= TASK INSTRUCTIONS =
Return all lines in the material below that contain "biji".

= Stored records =
╔══

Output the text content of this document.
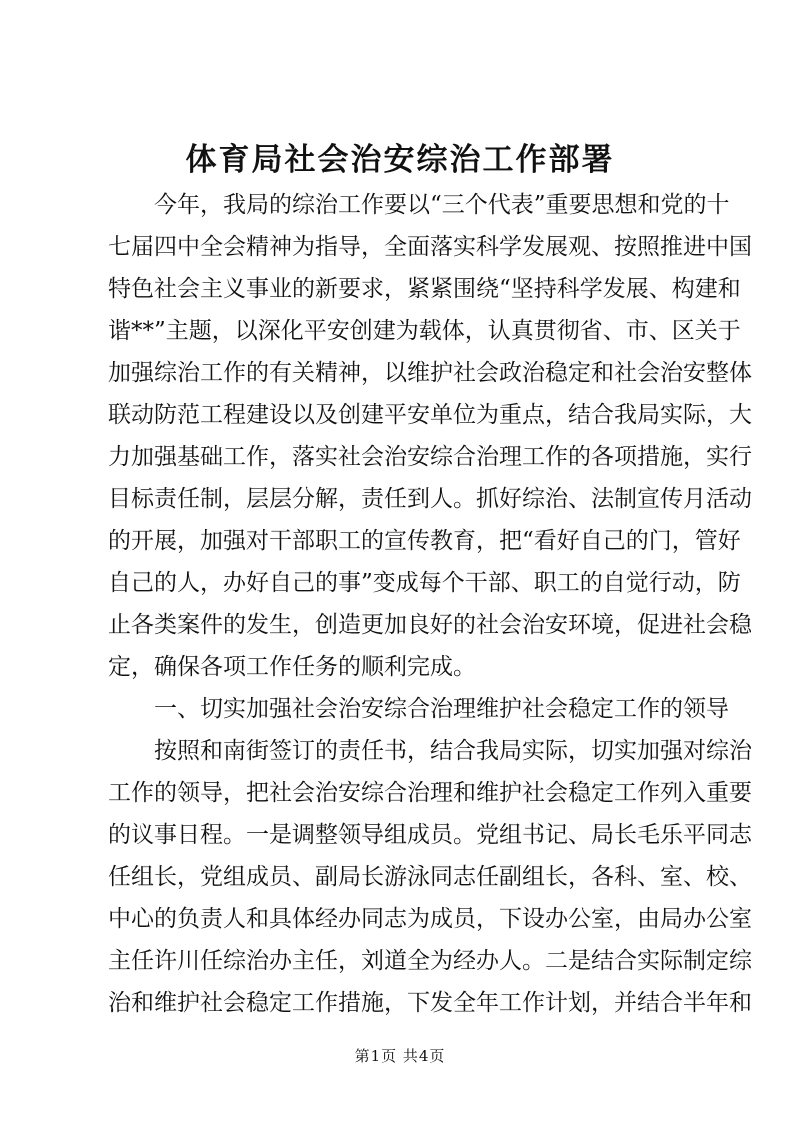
体育局社会治安综治工作部署
今年，我局的综治工作要以“三个代表”重要思想和党的十
七届四中全会精神为指导，全面落实科学发展观、按照推进中国
特色社会主义事业的新要求，紧紧围绕“坚持科学发展、构建和
谐**”主题，以深化平安创建为载体，认真贯彻省、市、区关于
加强综治工作的有关精神，以维护社会政治稳定和社会治安整体
联动防范工程建设以及创建平安单位为重点，结合我局实际，大
力加强基础工作，落实社会治安综合治理工作的各项措施，实行
目标责任制，层层分解，责任到人。抓好综治、法制宣传月活动
的开展，加强对干部职工的宣传教育，把“看好自己的门，管好
自己的人，办好自己的事”变成每个干部、职工的自觉行动，防
止各类案件的发生，创造更加良好的社会治安环境，促进社会稳
定，确保各项工作任务的顺利完成。
一、切实加强社会治安综合治理维护社会稳定工作的领导
按照和南街签订的责任书，结合我局实际，切实加强对综治
工作的领导，把社会治安综合治理和维护社会稳定工作列入重要
的议事日程。一是调整领导组成员。党组书记、局长毛乐平同志
任组长，党组成员、副局长游泳同志任副组长，各科、室、校、
中心的负责人和具体经办同志为成员，下设办公室，由局办公室
主任许川任综治办主任，刘道全为经办人。二是结合实际制定综
第1页 共4页
治和维护社会稳定工作措施，下发全年工作计划，并结合半年和
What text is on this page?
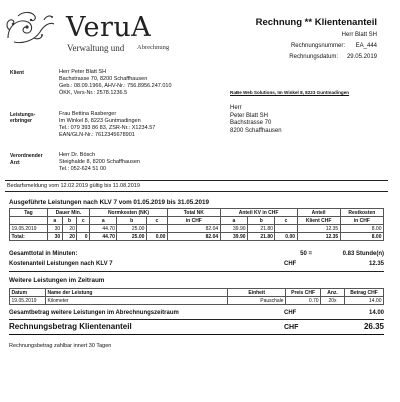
VeruA
Verwaltung und Abrechnung
Rechnung ** Klientenanteil
Herr Blatt SH
Rechnungsnummer: EA_444
Rechnungsdatum: 29.05.2019
Klient	Herr Peter Blatt SH
Bachstrasse 70, 8200 Schaffhausen
Geb.: 08.09.1966, AHV-Nr.: 756.8956.247.010
ÖKK, Vers-Nr.: 2578.1236.5
Leistungs-
erbringer
Frau Bettina Rasberger
Im Winkel 8, 8223 Guntmadingen
Tel.: 079 393 86 83, ZSR-Nr.: X1234.57
EAN/GLN-Nr.: 7612345678901
Verordnender
Arzt
Herr Dr. Bösch
Steighalde 8, 8200 Schaffhausen
Tel.: 052-624 51 00
RaBe Web Solutions, Im Winkel 8, 8223 Guntmadingen
Herr
Peter Blatt SH
Bachstrasse 70
8200 Schaffhausen
Bedarfsmeldung vom 12.02.2019 gültig bis 11.08.2019
Ausgeführte Leistungen nach KLV 7 vom 01.05.2019 bis 31.05.2019
Tag	Dauer Min.			Normkosten (NK)			Total NK	Anteil KV in CHF			Anteil	Restkosten
	a	b	c	a	b	c	in CHF	a	b	c	Klient CHF	in CHF
19.05.2019	30	20		44.70	25.00		82.04	39.90	21.80		12.35	8.00
Total:	30	20	0	44.70	25.00	0.00	82.04	39.90	21.80	0.00	12.35	8.00
Gesamttotal in Minuten:	50 =	0.83 Stunde(n)
Kostenanteil Leistungen nach KLV 7	CHF	12.35
Weitere Leistungen im Zeitraum
Datum	Name der Leistung	Einheit	Preis CHF	Anz.	Betrag CHF
19.05.2019	Kilometer	Pauschale	0.70	20x	14.00
Gesamtbetrag weitere Leistungen im Abrechnungszeitraum	CHF	14.00
Rechnungsbetrag Klientenanteil	CHF	26.35
Rechnungsbetrag zahlbar innert 30 Tagen
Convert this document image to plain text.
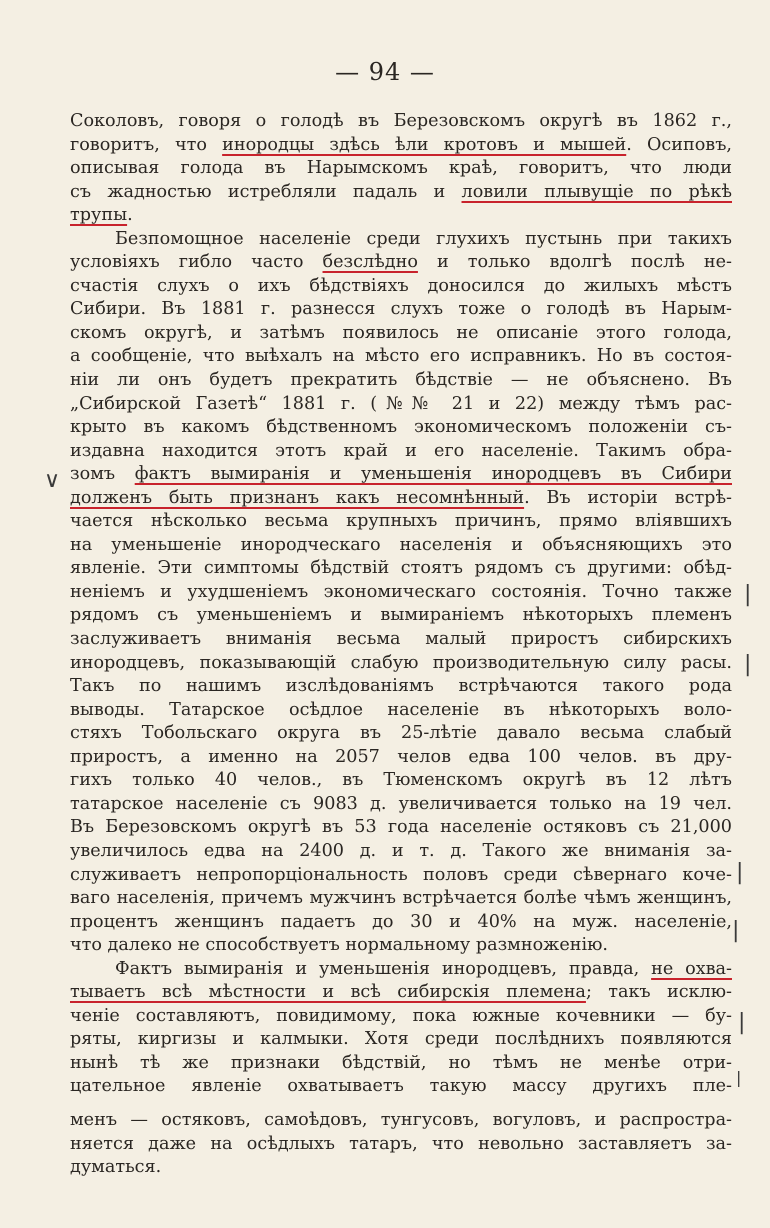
— 94 —
Соколовъ, говоря о голодѣ въ Березовскомъ округѣ въ 1862 г.,
говоритъ, что инородцы здѣсь ѣли кротовъ и мышей. Осиповъ,
описывая голода въ Нарымскомъ краѣ, говоритъ, что люди
съ жадностью истребляли падаль и ловили плывущіе по рѣкѣ
трупы.
Безпомощное населеніе среди глухихъ пустынь при такихъ
условіяхъ гибло часто безслѣдно и только вдолгѣ послѣ не-
счастія слухъ о ихъ бѣдствіяхъ доносился до жилыхъ мѣстъ
Сибири. Въ 1881 г. разнесся слухъ тоже о голодѣ въ Нарым-
скомъ округѣ, и затѣмъ появилось не описаніе этого голода,
а сообщеніе, что выѣхалъ на мѣсто его исправникъ. Но въ состоя-
ніи ли онъ будетъ прекратить бѣдствіе — не объяснено. Въ
„Сибирской Газетѣ“ 1881 г. (№№ 21 и 22) между тѣмъ рас-
крыто въ какомъ бѣдственномъ экономическомъ положеніи съ-
издавна находится этотъ край и его населеніе. Такимъ обра-
зомъ фактъ вымиранія и уменьшенія инородцевъ въ Сибири
долженъ быть признанъ какъ несомнѣнный. Въ исторіи встрѣ-
чается нѣсколько весьма крупныхъ причинъ, прямо вліявшихъ
на уменьшеніе инородческаго населенія и объясняющихъ это
явленіе. Эти симптомы бѣдствій стоятъ рядомъ съ другими: обѣд-
неніемъ и ухудшеніемъ экономическаго состоянія. Точно также
рядомъ съ уменьшеніемъ и вымираніемъ нѣкоторыхъ племенъ
заслуживаетъ вниманія весьма малый приростъ сибирскихъ
инородцевъ, показывающій слабую производительную силу расы.
Такъ по нашимъ изслѣдованіямъ встрѣчаются такого рода
выводы. Татарское осѣдлое населеніе въ нѣкоторыхъ воло-
стяхъ Тобольскаго округа въ 25-лѣтіе давало весьма слабый
приростъ, а именно на 2057 челов едва 100 челов. въ дру-
гихъ только 40 челов., въ Тюменскомъ округѣ въ 12 лѣтъ
татарское населеніе съ 9083 д. увеличивается только на 19 чел.
Въ Березовскомъ округѣ въ 53 года населеніе остяковъ съ 21,000
увеличилось едва на 2400 д. и т. д. Такого же вниманія за-
служиваетъ непропорціональность половъ среди сѣвернаго коче-
ваго населенія, причемъ мужчинъ встрѣчается болѣе чѣмъ женщинъ,
процентъ женщинъ падаетъ до 30 и 40% на муж. населеніе,
что далеко не способствуетъ нормальному размноженію.
Фактъ вымиранія и уменьшенія инородцевъ, правда, не охва-
тываетъ всѣ мѣстности и всѣ сибирскія племена; такъ исклю-
ченіе составляютъ, повидимому, пока южные кочевники — бу-
ряты, киргизы и калмыки. Хотя среди послѣднихъ появляются
нынѣ тѣ же признаки бѣдствій, но тѣмъ не менѣе отри-
цательное явленіе охватываетъ такую массу другихъ пле-
менъ — остяковъ, самоѣдовъ, тунгусовъ, вогуловъ, и распростра-
няется даже на осѣдлыхъ татаръ, что невольно заставляетъ за-
думаться.
∨
|
|
|
|
|
|
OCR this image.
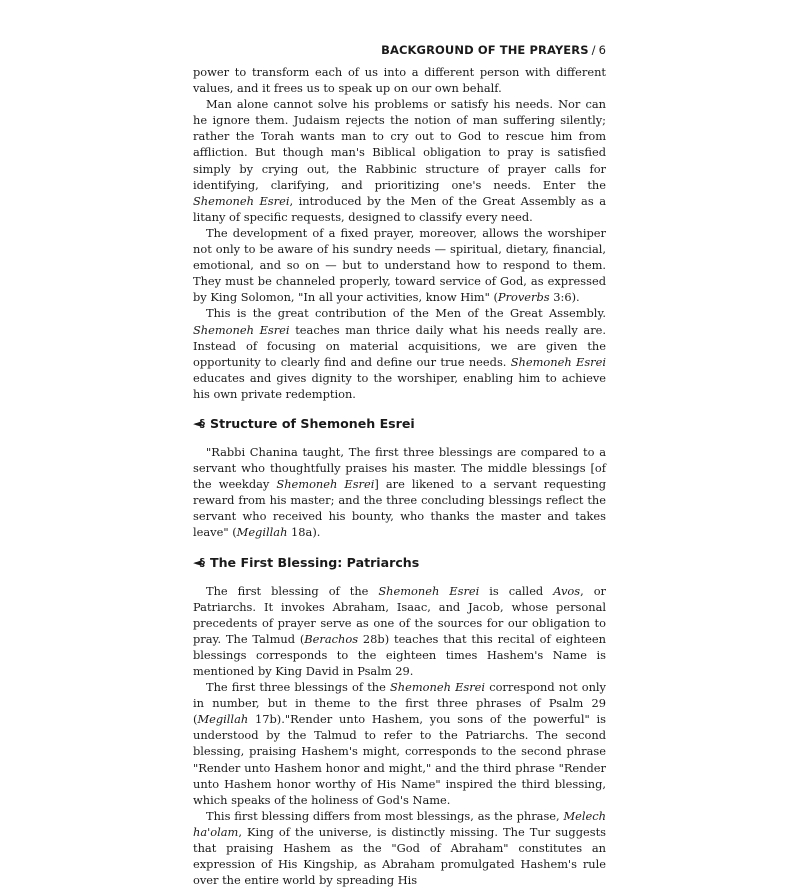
BACKGROUND OF THE PRAYERS / 6

power to transform each of us into a different person with different values, and it frees us to speak up on our own behalf.

Man alone cannot solve his problems or satisfy his needs. Nor can he ignore them. Judaism rejects the notion of man suffering silently; rather the Torah wants man to cry out to God to rescue him from affliction. But though man's Biblical obligation to pray is satisfied simply by crying out, the Rabbinic structure of prayer calls for identifying, clarifying, and prioritizing one's needs. Enter the Shemoneh Esrei, introduced by the Men of the Great Assembly as a litany of specific requests, designed to classify every need.

The development of a fixed prayer, moreover, allows the worshiper not only to be aware of his sundry needs — spiritual, dietary, financial, emotional, and so on — but to understand how to respond to them. They must be channeled properly, toward service of God, as expressed by King Solomon, "In all your activities, know Him" (Proverbs 3:6).

This is the great contribution of the Men of the Great Assembly. Shemoneh Esrei teaches man thrice daily what his needs really are. Instead of focusing on material acquisitions, we are given the opportunity to clearly find and define our true needs. Shemoneh Esrei educates and gives dignity to the worshiper, enabling him to achieve his own private redemption.

◄§ Structure of Shemoneh Esrei

"Rabbi Chanina taught, The first three blessings are compared to a servant who thoughtfully praises his master. The middle blessings [of the weekday Shemoneh Esrei] are likened to a servant requesting reward from his master; and the three concluding blessings reflect the servant who received his bounty, who thanks the master and takes leave" (Megillah 18a).

◄§ The First Blessing: Patriarchs

The first blessing of the Shemoneh Esrei is called Avos, or Patriarchs. It invokes Abraham, Isaac, and Jacob, whose personal precedents of prayer serve as one of the sources for our obligation to pray. The Talmud (Berachos 28b) teaches that this recital of eighteen blessings corresponds to the eighteen times Hashem's Name is mentioned by King David in Psalm 29.

The first three blessings of the Shemoneh Esrei correspond not only in number, but in theme to the first three phrases of Psalm 29 (Megillah 17b)."Render unto Hashem, you sons of the powerful" is understood by the Talmud to refer to the Patriarchs. The second blessing, praising Hashem's might, corresponds to the second phrase "Render unto Hashem honor and might," and the third phrase "Render unto Hashem honor worthy of His Name" inspired the third blessing, which speaks of the holiness of God's Name.

This first blessing differs from most blessings, as the phrase, Melech ha'olam, King of the universe, is distinctly missing. The Tur suggests that praising Hashem as the "God of Abraham" constitutes an expression of His Kingship, as Abraham promulgated Hashem's rule over the entire world by spreading His
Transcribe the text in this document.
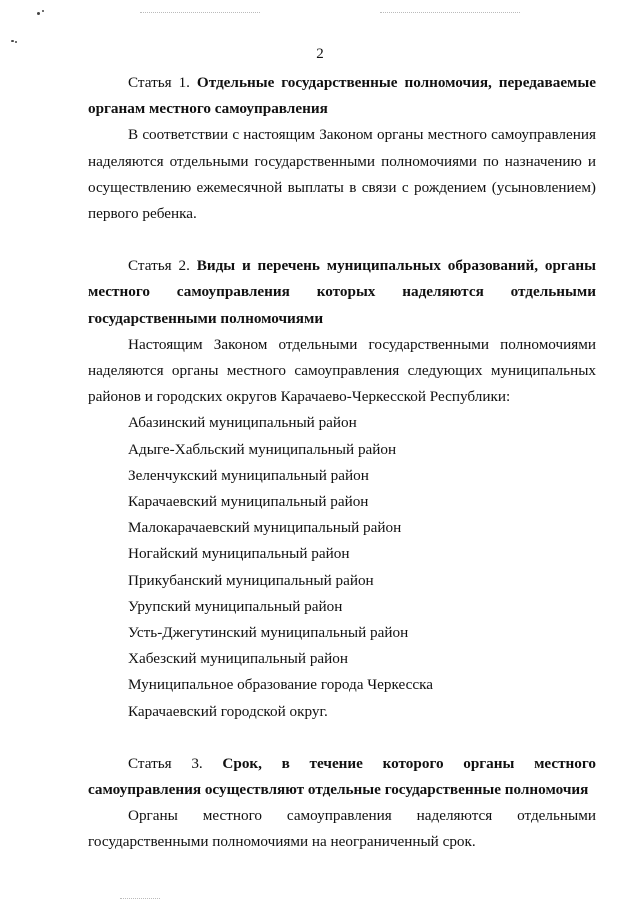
2

Статья 1. Отдельные государственные полномочия, передаваемые органам местного самоуправления

В соответствии с настоящим Законом органы местного самоуправления наделяются отдельными государственными полномочиями по назначению и осуществлению ежемесячной выплаты в связи с рождением (усыновлением) первого ребенка.

Статья 2. Виды и перечень муниципальных образований, органы местного самоуправления которых наделяются отдельными государственными полномочиями

Настоящим Законом отдельными государственными полномочиями наделяются органы местного самоуправления следующих муниципальных районов и городских округов Карачаево-Черкесской Республики:

Абазинский муниципальный район
Адыге-Хабльский муниципальный район
Зеленчукский муниципальный район
Карачаевский муниципальный район
Малокарачаевский муниципальный район
Ногайский муниципальный район
Прикубанский муниципальный район
Урупский муниципальный район
Усть-Джегутинский муниципальный район
Хабезский муниципальный район
Муниципальное образование города Черкесска
Карачаевский городской округ.

Статья 3. Срок, в течение которого органы местного самоуправления осуществляют отдельные государственные полномочия

Органы местного самоуправления наделяются отдельными государственными полномочиями на неограниченный срок.
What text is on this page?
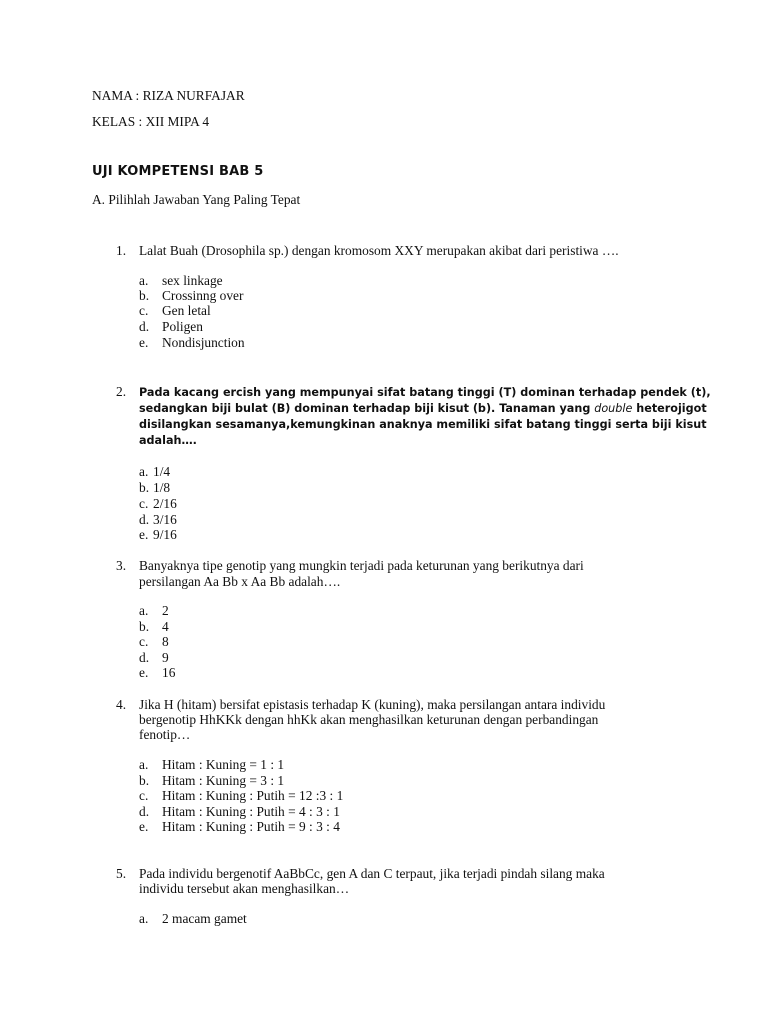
NAMA : RIZA NURFAJAR
KELAS : XII MIPA 4
UJI KOMPETENSI BAB 5
A. Pilihlah Jawaban Yang Paling Tepat
1. Lalat Buah (Drosophila sp.) dengan kromosom XXY merupakan akibat dari peristiwa ….
a. sex linkage
b. Crossinng over
c. Gen letal
d. Poligen
e. Nondisjunction
2. Pada kacang ercish yang mempunyai sifat batang tinggi (T) dominan terhadap pendek (t),
sedangkan biji bulat (B) dominan terhadap biji kisut (b). Tanaman yang double heterojigot
disilangkan sesamanya,kemungkinan anaknya memiliki sifat batang tinggi serta biji kisut
adalah….
a. 1/4
b. 1/8
c. 2/16
d. 3/16
e. 9/16
3. Banyaknya tipe genotip yang mungkin terjadi pada keturunan yang berikutnya dari
persilangan Aa Bb x Aa Bb adalah….
a. 2
b. 4
c. 8
d. 9
e. 16
4. Jika H (hitam) bersifat epistasis terhadap K (kuning), maka persilangan antara individu
bergenotip HhKKk dengan hhKk akan menghasilkan keturunan dengan perbandingan
fenotip…
a. Hitam : Kuning = 1 : 1
b. Hitam : Kuning = 3 : 1
c. Hitam : Kuning : Putih = 12 :3 : 1
d. Hitam : Kuning : Putih = 4 : 3 : 1
e. Hitam : Kuning : Putih = 9 : 3 : 4
5. Pada individu bergenotif AaBbCc, gen A dan C terpaut, jika terjadi pindah silang maka
individu tersebut akan menghasilkan…
a. 2 macam gamet
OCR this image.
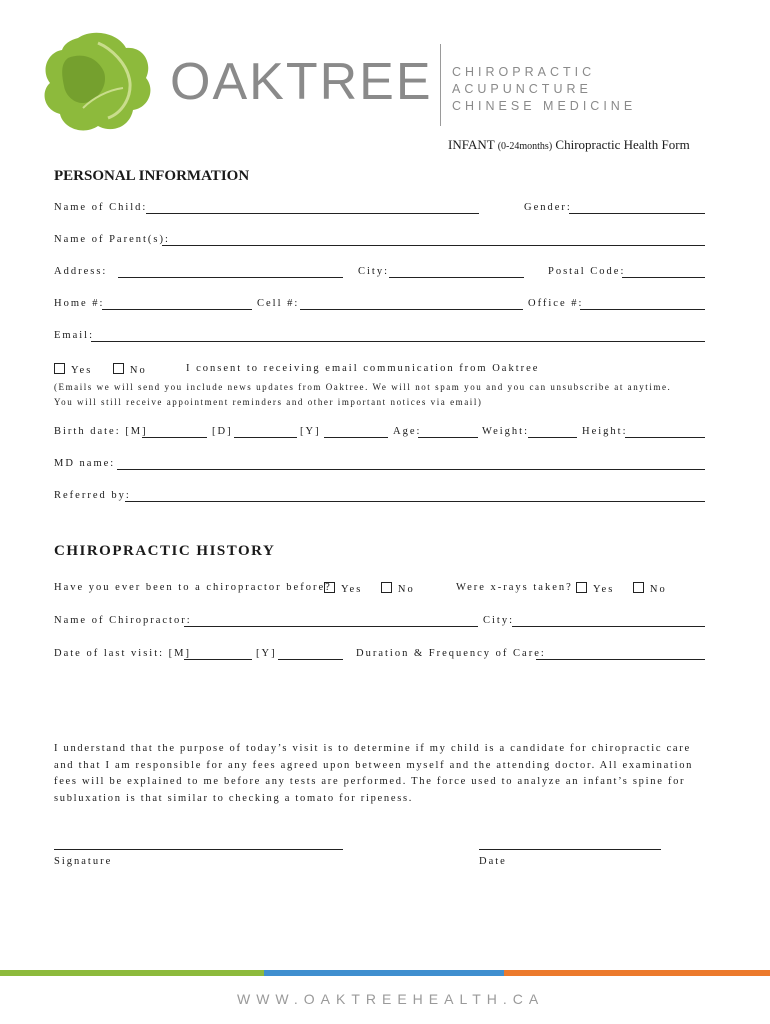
OAKTREE CHIROPRACTIC
ACUPUNCTURE
CHINESE MEDICINE
INFANT (0-24months) Chiropractic Health Form
PERSONAL INFORMATION
Name of Child:	Gender:
Name of Parent(s):
Address:	City:	Postal Code:
Home #:	Cell #:	Office #:
Email:
Yes	No	I consent to receiving email communication from Oaktree
(Emails we will send you include news updates from Oaktree. We will not spam you and you can unsubscribe at anytime.
You will still receive appointment reminders and other important notices via email)
Birth date: [M]	[D]	[Y]	Age:	Weight:	Height:
MD name:
Referred by:
CHIROPRACTIC HISTORY
Have you ever been to a chiropractor before? Yes	No	Were x-rays taken?	Yes	No
Name of Chiropractor:	City:
Date of last visit: [M]	[Y]	Duration & Frequency of Care:
I understand that the purpose of today’s visit is to determine if my child is a candidate for chiropractic care and that I am responsible for any fees agreed upon between myself and the attending doctor. All examination fees will be explained to me before any tests are performed. The force used to analyze an infant’s spine for subluxation is that similar to checking a tomato for ripeness.
Signature	Date
WWW.OAKTREEHEALTH.CA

╚══

= THE OUTPUT =
sedangkan biji bulat (B) dominan terhadap biji kisut (b). Tanaman yang double heterojigot
disilangkan sesamanya,kemungkinan anaknya memiliki sifat batang tinggi serta biji kisut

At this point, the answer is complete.